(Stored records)
--- START ---

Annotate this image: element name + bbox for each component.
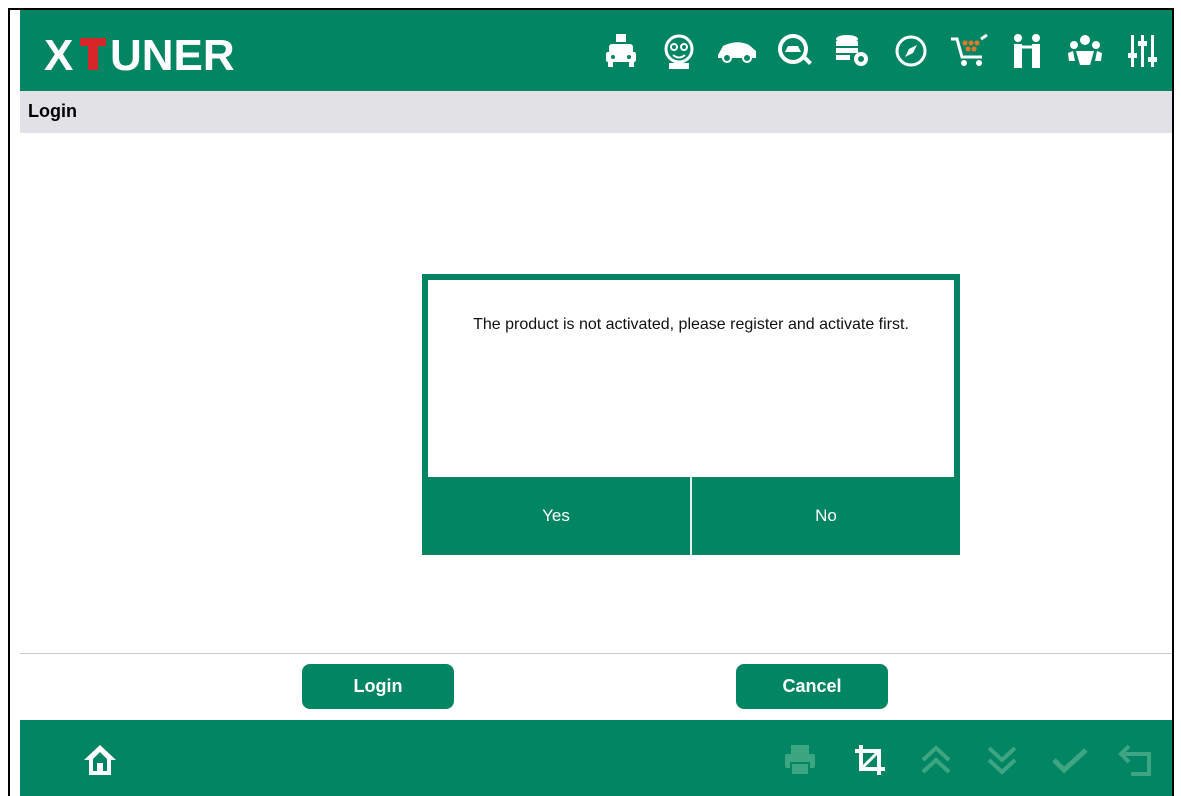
sliders-icon[interactable] (1114, 22, 1172, 80)
database-settings-icon[interactable] (824, 22, 882, 80)
compass-icon[interactable] (882, 22, 940, 80)
svg-text:X: X (44, 32, 73, 76)
mechanic-icon[interactable] (650, 22, 708, 80)
toolbar-icons (592, 10, 1172, 91)
svg-text:UNER: UNER (110, 32, 235, 76)
top-toolbar: X UNER (20, 10, 1172, 91)
no-button[interactable]: No (692, 477, 960, 555)
title-bar: Login (20, 91, 1172, 133)
home-icon[interactable] (80, 740, 120, 780)
car-search-icon[interactable] (766, 22, 824, 80)
group-icon[interactable] (1056, 22, 1114, 80)
page-up-icon (916, 740, 956, 780)
page-down-icon (982, 740, 1022, 780)
login-button[interactable]: Login (302, 664, 454, 709)
crop-icon[interactable] (850, 740, 890, 780)
car-doctor-icon[interactable] (592, 22, 650, 80)
car-icon[interactable] (708, 22, 766, 80)
dialog-body: The product is not activated, please reg… (428, 280, 954, 477)
yes-button[interactable]: Yes (422, 477, 690, 555)
xtuner-logo: X UNER (44, 31, 284, 80)
activation-dialog: The product is not activated, please reg… (422, 274, 960, 555)
shopping-cart-icon[interactable] (940, 22, 998, 80)
check-icon (1050, 740, 1090, 780)
bottom-toolbar (20, 720, 1172, 796)
cancel-button[interactable]: Cancel (736, 664, 888, 709)
print-icon (780, 740, 820, 780)
page-title: Login (28, 101, 77, 121)
action-row: Login Cancel (20, 654, 1172, 720)
dialog-message: The product is not activated, please reg… (473, 316, 909, 333)
people-icon[interactable] (998, 22, 1056, 80)
back-icon[interactable] (1116, 740, 1156, 780)
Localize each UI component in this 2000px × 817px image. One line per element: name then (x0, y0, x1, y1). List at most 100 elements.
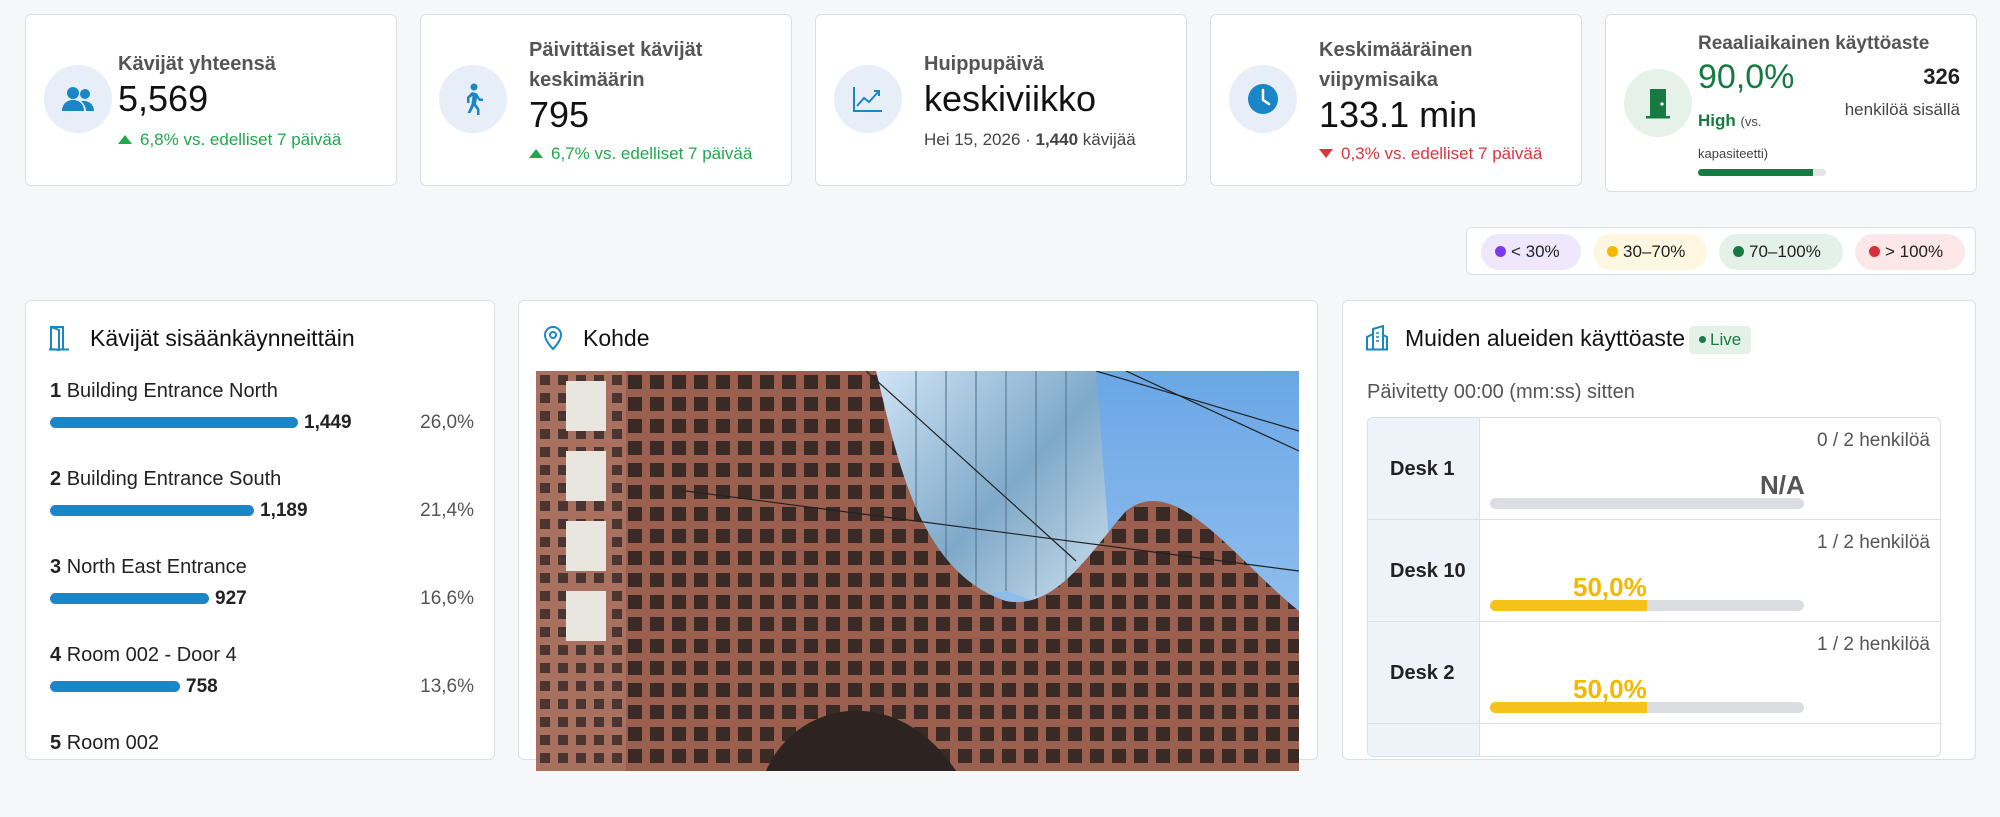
kpi-trend: 6,7% vs. edelliset 7 päivää (529, 143, 752, 165)
trend-up-icon (118, 135, 132, 144)
occupancy-level: High (vs. (1698, 109, 1761, 134)
kpi-card-peak-day: Huippupäivä keskiviikko Hei 15, 2026 · 1… (815, 14, 1187, 186)
entrance-label: Building Entrance South (66, 468, 282, 490)
desk-occupancy: 1 / 2 henkilöä (1816, 532, 1930, 553)
desk-bar-track (1490, 498, 1804, 509)
occupancy-percent: 90,0% (1698, 58, 1795, 96)
entrance-row[interactable]: 5 Room 002 (26, 729, 496, 817)
desk-occupancy: 0 / 2 henkilöä (1816, 430, 1930, 451)
peak-unit: kävijää (1078, 130, 1136, 149)
entrance-rank: 3 (50, 556, 62, 578)
peak-date: Hei 15, 2026 · (924, 130, 1036, 149)
panel-title: Muiden alueiden käyttöaste (1405, 325, 1686, 351)
entrance-row[interactable]: 2 Building Entrance South 1,189 21,4% (26, 465, 496, 553)
live-badge: Live (1689, 326, 1752, 354)
kpi-label: Keskimääräinen viipymisaika (1319, 35, 1472, 95)
people-icon (44, 65, 112, 133)
entrance-percent: 13,6% (420, 676, 474, 697)
legend-dot (1869, 246, 1880, 257)
level-note: (vs. (1740, 114, 1762, 129)
desk-name: Desk 1 (1368, 418, 1480, 519)
entrances-panel: Kävijät sisäänkäynneittäin 1 Building En… (25, 300, 495, 760)
legend-pill-over: > 100% (1855, 234, 1965, 270)
kpi-label-line1: Keskimääräinen (1319, 39, 1473, 61)
kpi-label-line2: keskimäärin (529, 69, 645, 91)
desk-bar-fill (1490, 702, 1647, 713)
entrance-name: 1 Building Entrance North (50, 377, 278, 405)
entrance-row[interactable]: 1 Building Entrance North 1,449 26,0% (26, 377, 496, 465)
entrance-rank: 2 (50, 468, 62, 490)
legend-label: > 100% (1885, 242, 1944, 261)
kpi-trend: 0,3% vs. edelliset 7 päivää (1319, 143, 1542, 165)
entrance-count: 1,449 (304, 412, 352, 433)
legend-label: 70–100% (1749, 242, 1821, 261)
kpi-value: 133.1 min (1319, 94, 1478, 135)
desk-row[interactable]: Desk 10 1 / 2 henkilöä 50,0% (1368, 520, 1940, 622)
entrance-row[interactable]: 4 Room 002 - Door 4 758 13,6% (26, 641, 496, 729)
trend-text: 0,3% vs. edelliset 7 päivää (1341, 144, 1543, 163)
trend-text: 6,7% vs. edelliset 7 päivää (551, 144, 753, 163)
kpi-label: Päivittäiset kävijät keskimäärin (529, 35, 702, 95)
kpi-label-line2: viipymisaika (1319, 69, 1438, 91)
clock-icon (1229, 65, 1297, 133)
entrance-count: 758 (186, 676, 218, 697)
trend-up-icon (529, 149, 543, 158)
kpi-card-dwell-time: Keskimääräinen viipymisaika 133.1 min 0,3… (1210, 14, 1582, 186)
entrance-label: Room 002 - Door 4 (66, 644, 237, 666)
people-inside-label: henkilöä sisällä (1844, 100, 1960, 119)
legend-label: < 30% (1511, 242, 1560, 261)
entrance-percent: 21,4% (420, 500, 474, 521)
entrance-rank: 5 (50, 732, 62, 754)
kpi-value: 795 (529, 94, 590, 135)
desk-name: Desk 2 (1368, 622, 1480, 723)
panel-title: Kävijät sisäänkäynneittäin (90, 325, 355, 351)
kpi-card-daily-average: Päivittäiset kävijät keskimäärin 795 6,7%… (420, 14, 792, 186)
desk-percent: 50,0% (1573, 572, 1647, 602)
legend-dot (1607, 246, 1618, 257)
entrance-label: Room 002 (66, 732, 159, 754)
occupancy-legend: < 30% 30–70% 70–100% > 100% (1466, 227, 1976, 275)
entrance-percent: 16,6% (420, 588, 474, 609)
door-outline-icon (48, 325, 70, 356)
entrance-label: North East Entrance (66, 556, 247, 578)
level-note-2: kapasiteetti) (1698, 146, 1769, 161)
entrance-name: 5 Room 002 (50, 729, 159, 757)
entrance-count: 1,189 (260, 500, 308, 521)
desk-row[interactable]: Desk 1 0 / 2 henkilöä N/A (1368, 418, 1940, 520)
panel-title: Kohde (583, 325, 650, 351)
kpi-label: Reaaliaikainen käyttöaste (1698, 33, 1930, 54)
desk-bar-track (1490, 702, 1804, 713)
desk-table: Desk 1 0 / 2 henkilöä N/A Desk 10 1 / 2 … (1367, 417, 1941, 757)
desk-name (1368, 724, 1480, 756)
location-panel: Kohde (518, 300, 1318, 771)
desk-bar-fill (1490, 600, 1647, 611)
legend-label: 30–70% (1623, 242, 1686, 261)
kpi-card-realtime-occupancy: Reaaliaikainen käyttöaste 90,0% High (vs… (1605, 14, 1977, 192)
peak-day-detail: Hei 15, 2026 · 1,440 kävijää (924, 129, 1136, 151)
building-icon (1365, 324, 1389, 356)
kpi-value: keskiviikko (924, 78, 1097, 119)
entrance-row[interactable]: 3 North East Entrance 927 16,6% (26, 553, 496, 641)
occupancy-bar-track (1698, 169, 1826, 176)
entrance-bar (50, 417, 298, 428)
entrance-bar (50, 681, 180, 692)
map-pin-icon (543, 325, 563, 356)
legend-dot (1495, 246, 1506, 257)
desk-row[interactable] (1368, 724, 1940, 756)
kpi-label: Huippupäivä (924, 53, 1045, 75)
entrance-bar (50, 505, 254, 516)
other-areas-panel: Muiden alueiden käyttöaste Live Päivitet… (1342, 300, 1976, 760)
occupancy-bar-fill (1698, 169, 1814, 176)
peak-count: 1,440 (1035, 130, 1079, 149)
legend-dot (1733, 246, 1744, 257)
kpi-value: 5,569 (118, 78, 209, 119)
entrance-rank: 1 (50, 380, 62, 402)
entrance-rank: 4 (50, 644, 62, 666)
kpi-label: Kävijät yhteensä (118, 53, 276, 75)
people-inside-count: 326 (1923, 64, 1960, 89)
desk-row[interactable]: Desk 2 1 / 2 henkilöä 50,0% (1368, 622, 1940, 724)
level-label: High (1698, 111, 1736, 130)
kpi-trend: 6,8% vs. edelliset 7 päivää (118, 129, 341, 151)
desk-percent: 50,0% (1573, 674, 1647, 704)
badge-label: Live (1710, 330, 1742, 349)
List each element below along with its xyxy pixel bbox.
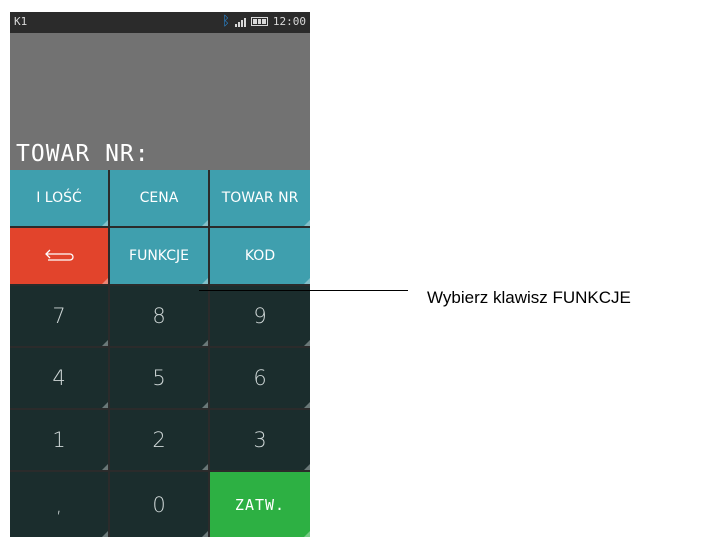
- bluetooth-icon: ᛒ: [222, 14, 230, 29]
- digit-5-key[interactable]: 5: [110, 348, 208, 408]
- digit-6-key[interactable]: 6: [210, 348, 310, 408]
- callout-text: Wybierz klawisz FUNKCJE: [427, 288, 631, 307]
- clock: 12:00: [272, 15, 306, 28]
- digit-3-key[interactable]: 3: [210, 410, 310, 470]
- cena-key[interactable]: CENA: [110, 170, 208, 226]
- back-arrow-icon: [45, 249, 74, 261]
- funkcje-key[interactable]: FUNKCJE: [110, 228, 208, 284]
- zatw-key[interactable]: ZATW.: [210, 472, 310, 537]
- digit-8-key[interactable]: 8: [110, 286, 208, 346]
- callout-line: [199, 290, 408, 291]
- display-area: TOWAR NR:: [10, 33, 310, 170]
- ilosc-key[interactable]: I LOŚĆ: [10, 170, 108, 226]
- stage: K1 ᛒ 12:00 TOWAR NR: I LOŚĆ CENA TOWAR N…: [0, 0, 705, 537]
- display-prompt: TOWAR NR:: [16, 141, 150, 167]
- keypad: I LOŚĆ CENA TOWAR NR FUNKCJE KOD 7 8 9 4…: [10, 170, 310, 537]
- digit-7-key[interactable]: 7: [10, 286, 108, 346]
- digit-4-key[interactable]: 4: [10, 348, 108, 408]
- kod-key[interactable]: KOD: [210, 228, 310, 284]
- device-screen: K1 ᛒ 12:00 TOWAR NR: I LOŚĆ CENA TOWAR N…: [10, 12, 310, 537]
- status-bar: K1 ᛒ 12:00: [10, 12, 310, 33]
- status-icons: ᛒ 12:00: [222, 15, 306, 28]
- digit-9-key[interactable]: 9: [210, 286, 310, 346]
- channel-label: K1: [14, 15, 28, 28]
- comma-key[interactable]: ,: [10, 472, 108, 537]
- signal-icon: [234, 16, 246, 27]
- battery-icon: [250, 17, 268, 26]
- digit-2-key[interactable]: 2: [110, 410, 208, 470]
- back-key[interactable]: [10, 228, 108, 284]
- digit-0-key[interactable]: 0: [110, 472, 208, 537]
- towar-nr-key[interactable]: TOWAR NR: [210, 170, 310, 226]
- digit-1-key[interactable]: 1: [10, 410, 108, 470]
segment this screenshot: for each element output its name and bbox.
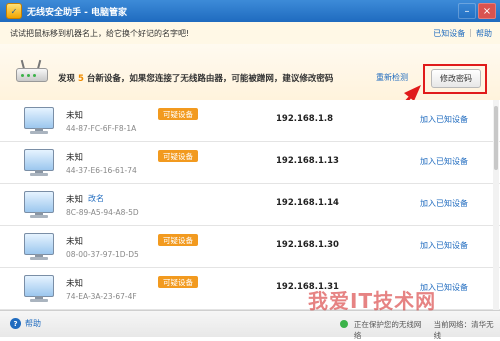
device-mac: 44-37-E6-16-61-74 [66, 166, 137, 175]
computer-icon [24, 107, 54, 135]
suspicious-badge: 可疑设备 [158, 150, 198, 162]
rename-link[interactable]: 改名 [88, 193, 104, 204]
device-ip: 192.168.1.30 [276, 240, 339, 250]
device-list: 未知 可疑设备 44-87-FC-6F-F8-1A 192.168.1.8 加入… [0, 100, 500, 310]
list-scrollbar[interactable] [493, 100, 499, 310]
add-known-device-link[interactable]: 加入已知设备 [420, 240, 468, 251]
device-row[interactable]: 未知 改名 8C-89-A5-94-A8-5D 192.168.1.14 加入已… [0, 184, 500, 226]
device-mac: 44-87-FC-6F-F8-1A [66, 124, 137, 133]
protection-status-icon [340, 320, 348, 328]
device-row[interactable]: 未知 可疑设备 44-87-FC-6F-F8-1A 192.168.1.8 加入… [0, 100, 500, 142]
device-mac: 08-00-37-97-1D-D5 [66, 250, 139, 259]
device-ip: 192.168.1.14 [276, 198, 339, 208]
suspicious-badge: 可疑设备 [158, 108, 198, 120]
footer-help-label: 帮助 [25, 319, 41, 328]
add-known-device-link[interactable]: 加入已知设备 [420, 156, 468, 167]
device-name[interactable]: 未知 [66, 277, 83, 289]
computer-icon [24, 275, 54, 303]
footer-bar: ? 帮助 正在保护您的无线网络 当前网络：清华无线 [0, 310, 500, 340]
device-name[interactable]: 未知 [66, 193, 83, 205]
device-ip: 192.168.1.13 [276, 156, 339, 166]
footer-status: 正在保护您的无线网络 当前网络：清华无线 [340, 319, 500, 341]
suspicious-badge: 可疑设备 [158, 276, 198, 288]
device-ip: 192.168.1.8 [276, 114, 334, 124]
scrollbar-thumb[interactable] [494, 106, 498, 170]
device-row[interactable]: 未知 可疑设备 08-00-37-97-1D-D5 192.168.1.30 加… [0, 226, 500, 268]
computer-icon [24, 233, 54, 261]
computer-icon [24, 149, 54, 177]
device-mac: 74-EA-3A-23-67-4F [66, 292, 137, 301]
device-name[interactable]: 未知 [66, 109, 83, 121]
status-left: 正在保护您的无线网络 [353, 320, 422, 340]
status-right: 当前网络：清华无线 [433, 320, 494, 340]
device-mac: 8C-89-A5-94-A8-5D [66, 208, 139, 217]
add-known-device-link[interactable]: 加入已知设备 [420, 198, 468, 209]
device-name[interactable]: 未知 [66, 151, 83, 163]
device-row[interactable]: 未知 可疑设备 44-37-E6-16-61-74 192.168.1.13 加… [0, 142, 500, 184]
add-known-device-link[interactable]: 加入已知设备 [420, 114, 468, 125]
watermark: 我爱IT技术网 [308, 289, 437, 313]
suspicious-badge: 可疑设备 [158, 234, 198, 246]
help-icon: ? [10, 318, 21, 329]
computer-icon [24, 191, 54, 219]
footer-help[interactable]: ? 帮助 [10, 318, 41, 329]
device-name[interactable]: 未知 [66, 235, 83, 247]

--- END ---

Challenge = Copy out, character for character, the lines from the one containing "device-mac: 44-37-E6-16-61-74 [66, 166, 137, 175]" through the one containing "device-ip: 192.168.1.30 [276, 240, 339, 250]", inclusive.

Task answer =
device-mac: 44-37-E6-16-61-74 [66, 166, 137, 175]
computer-icon [24, 107, 54, 135]
suspicious-badge: 可疑设备 [158, 150, 198, 162]
rename-link[interactable]: 改名 [88, 193, 104, 204]
device-ip: 192.168.1.30 [276, 240, 339, 250]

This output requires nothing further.